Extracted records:
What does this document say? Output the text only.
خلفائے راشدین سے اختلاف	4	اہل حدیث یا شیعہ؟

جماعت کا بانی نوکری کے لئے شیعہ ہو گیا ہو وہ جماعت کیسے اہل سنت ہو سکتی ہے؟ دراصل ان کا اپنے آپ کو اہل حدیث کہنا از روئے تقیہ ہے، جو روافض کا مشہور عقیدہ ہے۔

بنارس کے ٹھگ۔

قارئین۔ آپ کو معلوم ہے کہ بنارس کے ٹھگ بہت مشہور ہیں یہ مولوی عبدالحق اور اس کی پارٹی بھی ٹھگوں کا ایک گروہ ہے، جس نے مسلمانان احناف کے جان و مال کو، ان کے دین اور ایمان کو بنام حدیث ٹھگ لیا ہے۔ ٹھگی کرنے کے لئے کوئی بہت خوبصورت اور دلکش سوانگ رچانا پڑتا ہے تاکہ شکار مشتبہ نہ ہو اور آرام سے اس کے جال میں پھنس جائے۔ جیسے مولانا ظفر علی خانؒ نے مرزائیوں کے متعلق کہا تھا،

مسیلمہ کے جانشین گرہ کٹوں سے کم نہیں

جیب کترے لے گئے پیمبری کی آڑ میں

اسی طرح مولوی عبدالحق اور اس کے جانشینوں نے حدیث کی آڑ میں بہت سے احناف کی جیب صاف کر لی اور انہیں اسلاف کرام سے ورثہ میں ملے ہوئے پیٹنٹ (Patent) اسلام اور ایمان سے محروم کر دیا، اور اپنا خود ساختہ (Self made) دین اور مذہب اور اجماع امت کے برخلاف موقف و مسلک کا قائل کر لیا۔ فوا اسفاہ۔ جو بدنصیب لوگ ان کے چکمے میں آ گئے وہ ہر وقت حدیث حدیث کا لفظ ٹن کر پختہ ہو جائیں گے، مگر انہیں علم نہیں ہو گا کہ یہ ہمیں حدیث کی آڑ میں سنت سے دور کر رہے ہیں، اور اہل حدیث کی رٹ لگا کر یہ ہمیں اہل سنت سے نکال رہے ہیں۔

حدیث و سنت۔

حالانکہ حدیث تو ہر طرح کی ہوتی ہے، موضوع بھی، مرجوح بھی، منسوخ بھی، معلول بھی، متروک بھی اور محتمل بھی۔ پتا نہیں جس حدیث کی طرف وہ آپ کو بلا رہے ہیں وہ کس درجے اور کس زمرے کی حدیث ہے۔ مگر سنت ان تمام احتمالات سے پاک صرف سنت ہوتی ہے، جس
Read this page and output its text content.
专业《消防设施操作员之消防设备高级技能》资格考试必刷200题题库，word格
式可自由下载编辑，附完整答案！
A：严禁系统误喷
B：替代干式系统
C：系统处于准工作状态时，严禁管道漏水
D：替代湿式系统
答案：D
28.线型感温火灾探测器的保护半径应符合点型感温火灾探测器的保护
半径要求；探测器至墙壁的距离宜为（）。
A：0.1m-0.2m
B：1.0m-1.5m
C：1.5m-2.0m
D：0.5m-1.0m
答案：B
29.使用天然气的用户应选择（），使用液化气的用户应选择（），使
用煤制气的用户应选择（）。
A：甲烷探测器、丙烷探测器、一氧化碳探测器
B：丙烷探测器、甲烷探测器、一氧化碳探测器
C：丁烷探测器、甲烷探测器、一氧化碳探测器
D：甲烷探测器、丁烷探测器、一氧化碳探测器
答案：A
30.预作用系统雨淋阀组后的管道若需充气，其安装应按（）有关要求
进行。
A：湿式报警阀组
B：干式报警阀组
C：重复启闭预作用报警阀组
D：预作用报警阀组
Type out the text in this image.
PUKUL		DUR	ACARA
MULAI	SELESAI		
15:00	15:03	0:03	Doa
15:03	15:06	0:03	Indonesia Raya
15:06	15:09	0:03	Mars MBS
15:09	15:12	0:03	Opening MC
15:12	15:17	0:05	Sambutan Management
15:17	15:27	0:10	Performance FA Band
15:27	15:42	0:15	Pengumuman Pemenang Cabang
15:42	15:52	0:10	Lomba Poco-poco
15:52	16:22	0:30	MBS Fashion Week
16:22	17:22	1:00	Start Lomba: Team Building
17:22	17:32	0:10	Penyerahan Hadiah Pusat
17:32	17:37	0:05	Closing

■ **REQUIRED WORK**
Copy every line of the records above that holds the word "this".

■ **THE OUTPUT**
What does this document say? Output the text only.
Read this page and output its text content.
Type out the text in this image.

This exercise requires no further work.